▶ [RECORDS FOR PROCESSING]:
** START **
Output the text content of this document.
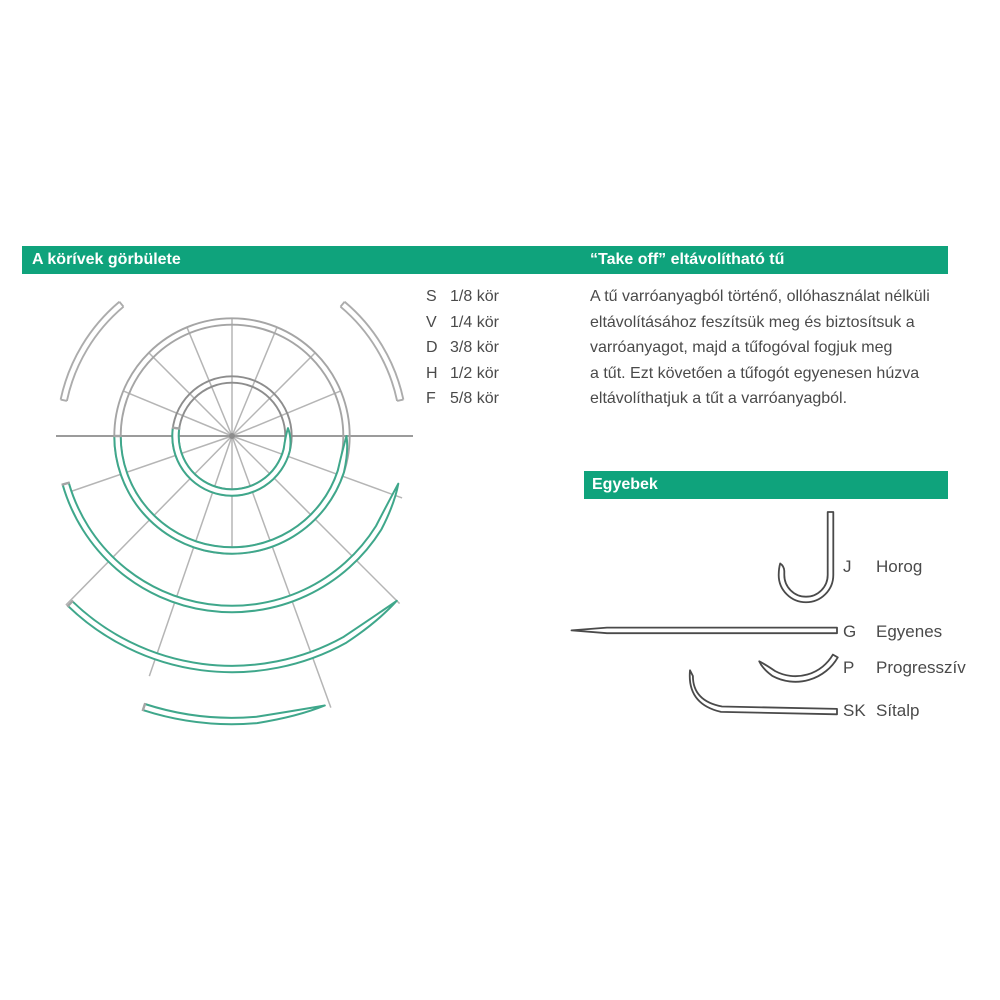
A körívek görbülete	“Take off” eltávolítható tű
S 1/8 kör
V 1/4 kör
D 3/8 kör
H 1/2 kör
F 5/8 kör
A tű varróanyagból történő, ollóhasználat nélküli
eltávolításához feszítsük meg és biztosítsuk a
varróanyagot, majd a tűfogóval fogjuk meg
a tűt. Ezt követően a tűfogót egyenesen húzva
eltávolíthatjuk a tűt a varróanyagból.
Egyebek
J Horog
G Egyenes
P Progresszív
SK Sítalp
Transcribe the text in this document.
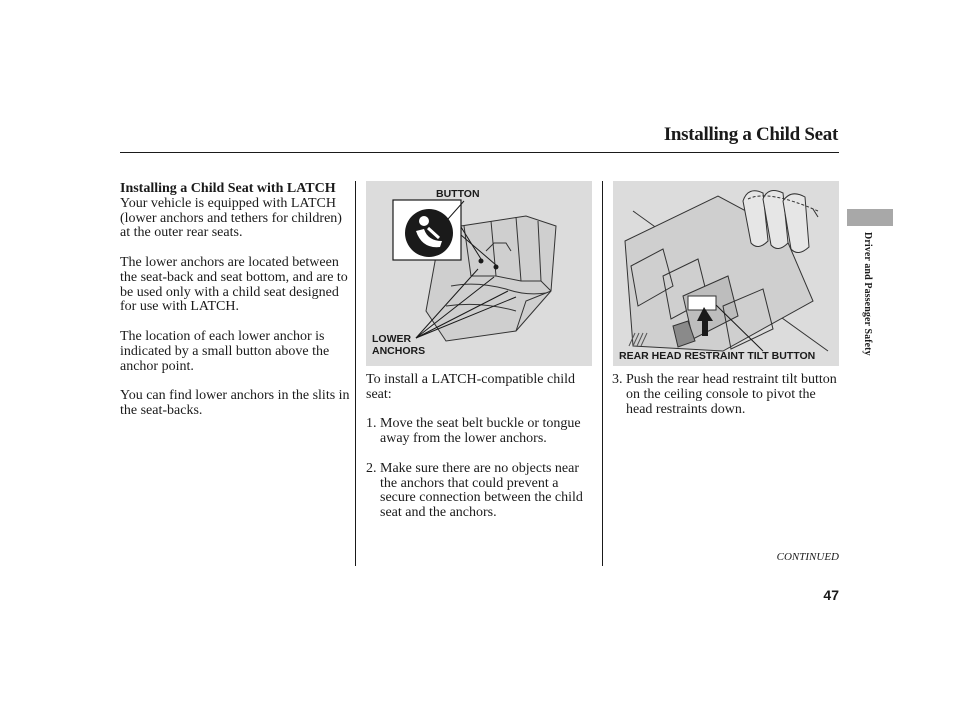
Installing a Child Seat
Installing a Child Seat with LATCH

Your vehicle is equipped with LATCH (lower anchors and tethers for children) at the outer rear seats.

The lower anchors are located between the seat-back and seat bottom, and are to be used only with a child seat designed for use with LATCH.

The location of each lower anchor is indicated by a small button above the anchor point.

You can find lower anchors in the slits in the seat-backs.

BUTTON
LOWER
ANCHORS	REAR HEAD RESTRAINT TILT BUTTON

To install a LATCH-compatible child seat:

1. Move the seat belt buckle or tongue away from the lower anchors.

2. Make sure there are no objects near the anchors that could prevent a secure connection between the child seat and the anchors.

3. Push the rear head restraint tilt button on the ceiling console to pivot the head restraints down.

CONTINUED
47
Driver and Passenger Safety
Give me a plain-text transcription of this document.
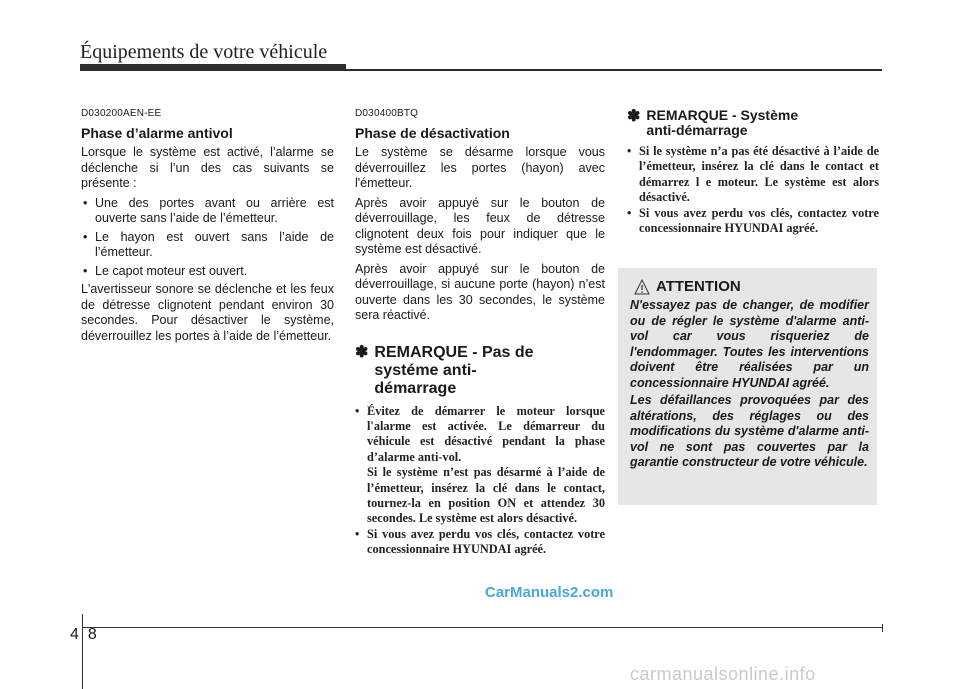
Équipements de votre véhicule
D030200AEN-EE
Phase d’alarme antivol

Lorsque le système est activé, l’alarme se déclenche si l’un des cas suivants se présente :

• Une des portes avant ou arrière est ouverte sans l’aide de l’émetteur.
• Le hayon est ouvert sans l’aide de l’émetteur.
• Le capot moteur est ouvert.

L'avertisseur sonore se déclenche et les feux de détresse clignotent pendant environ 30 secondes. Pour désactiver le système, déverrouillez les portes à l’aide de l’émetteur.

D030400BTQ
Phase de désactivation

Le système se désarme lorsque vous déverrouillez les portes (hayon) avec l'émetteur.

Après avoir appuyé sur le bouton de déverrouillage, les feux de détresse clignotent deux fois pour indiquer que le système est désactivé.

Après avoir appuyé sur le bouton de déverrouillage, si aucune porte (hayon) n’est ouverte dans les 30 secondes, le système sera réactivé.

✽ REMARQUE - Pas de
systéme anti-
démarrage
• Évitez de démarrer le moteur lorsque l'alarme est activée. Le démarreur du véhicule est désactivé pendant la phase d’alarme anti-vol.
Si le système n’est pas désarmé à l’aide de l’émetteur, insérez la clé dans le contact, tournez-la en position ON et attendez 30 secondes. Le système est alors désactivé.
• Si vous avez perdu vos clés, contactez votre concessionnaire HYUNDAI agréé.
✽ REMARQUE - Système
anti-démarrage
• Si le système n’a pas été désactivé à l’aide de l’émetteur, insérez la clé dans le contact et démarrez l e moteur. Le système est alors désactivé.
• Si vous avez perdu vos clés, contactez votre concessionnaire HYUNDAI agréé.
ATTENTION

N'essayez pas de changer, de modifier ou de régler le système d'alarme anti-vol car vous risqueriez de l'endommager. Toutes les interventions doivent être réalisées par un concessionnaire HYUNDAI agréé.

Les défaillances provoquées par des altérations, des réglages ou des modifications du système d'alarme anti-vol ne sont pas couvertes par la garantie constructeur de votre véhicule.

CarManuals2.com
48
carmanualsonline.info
** END **
▶ [WHAT THE TASK REQUIRES]: Quote the data above in full, leaving out the pictures it holds.

▶ [FINAL ANSWER]:
Output the text content of this document.
A körívek görbülete	“Take off” eltávolítható tű
S 1/8 kör
V 1/4 kör
D 3/8 kör
H 1/2 kör
F 5/8 kör
A tű varróanyagból történő, ollóhasználat nélküli
eltávolításához feszítsük meg és biztosítsuk a
varróanyagot, majd a tűfogóval fogjuk meg
a tűt. Ezt követően a tűfogót egyenesen húzva
eltávolíthatjuk a tűt a varróanyagból.
Egyebek
J Horog
G Egyenes
P Progresszív
SK Sítalp
Transcribe the text in this document.
Installing a Child Seat
Installing a Child Seat with LATCH

Your vehicle is equipped with LATCH (lower anchors and tethers for children) at the outer rear seats.

The lower anchors are located between the seat-back and seat bottom, and are to be used only with a child seat designed for use with LATCH.

The location of each lower anchor is indicated by a small button above the anchor point.

You can find lower anchors in the slits in the seat-backs.

BUTTON
LOWER
ANCHORS	REAR HEAD RESTRAINT TILT BUTTON

To install a LATCH-compatible child seat:

1. Move the seat belt buckle or tongue away from the lower anchors.

2. Make sure there are no objects near the anchors that could prevent a secure connection between the child seat and the anchors.

3. Push the rear head restraint tilt button on the ceiling console to pivot the head restraints down.

CONTINUED
47
Driver and Passenger Safety
Give me a plain-text transcription of this document.
Équipements de votre véhicule
D030200AEN-EE
Phase d’alarme antivol

Lorsque le système est activé, l’alarme se déclenche si l’un des cas suivants se présente :

• Une des portes avant ou arrière est ouverte sans l’aide de l’émetteur.
• Le hayon est ouvert sans l’aide de l’émetteur.
• Le capot moteur est ouvert.

L'avertisseur sonore se déclenche et les feux de détresse clignotent pendant environ 30 secondes. Pour désactiver le système, déverrouillez les portes à l’aide de l’émetteur.

D030400BTQ
Phase de désactivation

Le système se désarme lorsque vous déverrouillez les portes (hayon) avec l'émetteur.

Après avoir appuyé sur le bouton de déverrouillage, les feux de détresse clignotent deux fois pour indiquer que le système est désactivé.

Après avoir appuyé sur le bouton de déverrouillage, si aucune porte (hayon) n’est ouverte dans les 30 secondes, le système sera réactivé.

✽ REMARQUE - Pas de
systéme anti-
démarrage
• Évitez de démarrer le moteur lorsque l'alarme est activée. Le démarreur du véhicule est désactivé pendant la phase d’alarme anti-vol.
Si le système n’est pas désarmé à l’aide de l’émetteur, insérez la clé dans le contact, tournez-la en position ON et attendez 30 secondes. Le système est alors désactivé.
• Si vous avez perdu vos clés, contactez votre concessionnaire HYUNDAI agréé.
✽ REMARQUE - Système
anti-démarrage
• Si le système n’a pas été désactivé à l’aide de l’émetteur, insérez la clé dans le contact et démarrez l e moteur. Le système est alors désactivé.
• Si vous avez perdu vos clés, contactez votre concessionnaire HYUNDAI agréé.
ATTENTION

N'essayez pas de changer, de modifier ou de régler le système d'alarme anti-vol car vous risqueriez de l'endommager. Toutes les interventions doivent être réalisées par un concessionnaire HYUNDAI agréé.

Les défaillances provoquées par des altérations, des réglages ou des modifications du système d'alarme anti-vol ne sont pas couvertes par la garantie constructeur de votre véhicule.

CarManuals2.com
48
carmanualsonline.info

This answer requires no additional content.